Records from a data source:
>> start
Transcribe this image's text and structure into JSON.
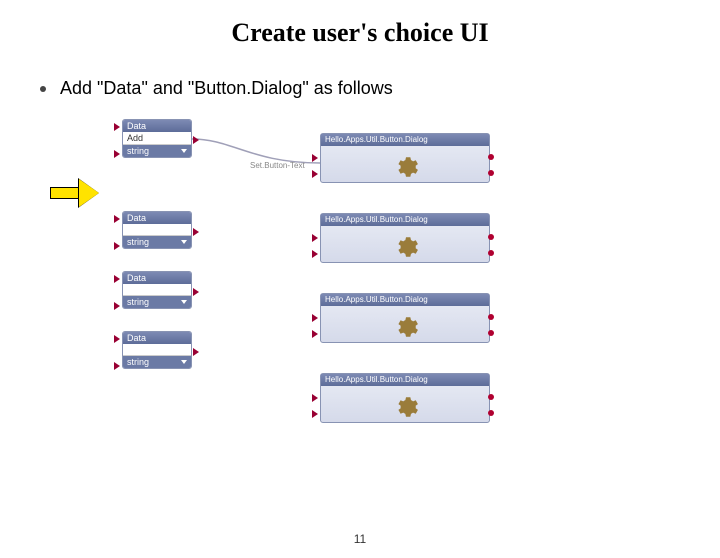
{
  "title": "Create user's choice UI",
  "bullet": "Add \"Data\" and \"Button.Dialog\" as follows",
  "set_label": "Set.Button-Text",
  "page_number": "11",
  "data_blocks": [
    {
      "header": "Data",
      "value": "Add",
      "type": "string"
    },
    {
      "header": "Data",
      "value": "",
      "type": "string"
    },
    {
      "header": "Data",
      "value": "",
      "type": "string"
    },
    {
      "header": "Data",
      "value": "",
      "type": "string"
    }
  ],
  "dialog_blocks": [
    {
      "header": "Hello.Apps.Util.Button.Dialog"
    },
    {
      "header": "Hello.Apps.Util.Button.Dialog"
    },
    {
      "header": "Hello.Apps.Util.Button.Dialog"
    },
    {
      "header": "Hello.Apps.Util.Button.Dialog"
    }
  ]
}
>> end
SHORT EXERCISE:
Copy every record above exactly as written, but leave out the pictures.

THE SOLUTION:
Transcribe this image's text and structure into JSON.
{
  "title": "Create user's choice UI",
  "bullet": "Add \"Data\" and \"Button.Dialog\" as follows",
  "set_label": "Set.Button-Text",
  "page_number": "11",
  "data_blocks": [
    {
      "header": "Data",
      "value": "Add",
      "type": "string"
    },
    {
      "header": "Data",
      "value": "",
      "type": "string"
    },
    {
      "header": "Data",
      "value": "",
      "type": "string"
    },
    {
      "header": "Data",
      "value": "",
      "type": "string"
    }
  ],
  "dialog_blocks": [
    {
      "header": "Hello.Apps.Util.Button.Dialog"
    },
    {
      "header": "Hello.Apps.Util.Button.Dialog"
    },
    {
      "header": "Hello.Apps.Util.Button.Dialog"
    },
    {
      "header": "Hello.Apps.Util.Button.Dialog"
    }
  ]
}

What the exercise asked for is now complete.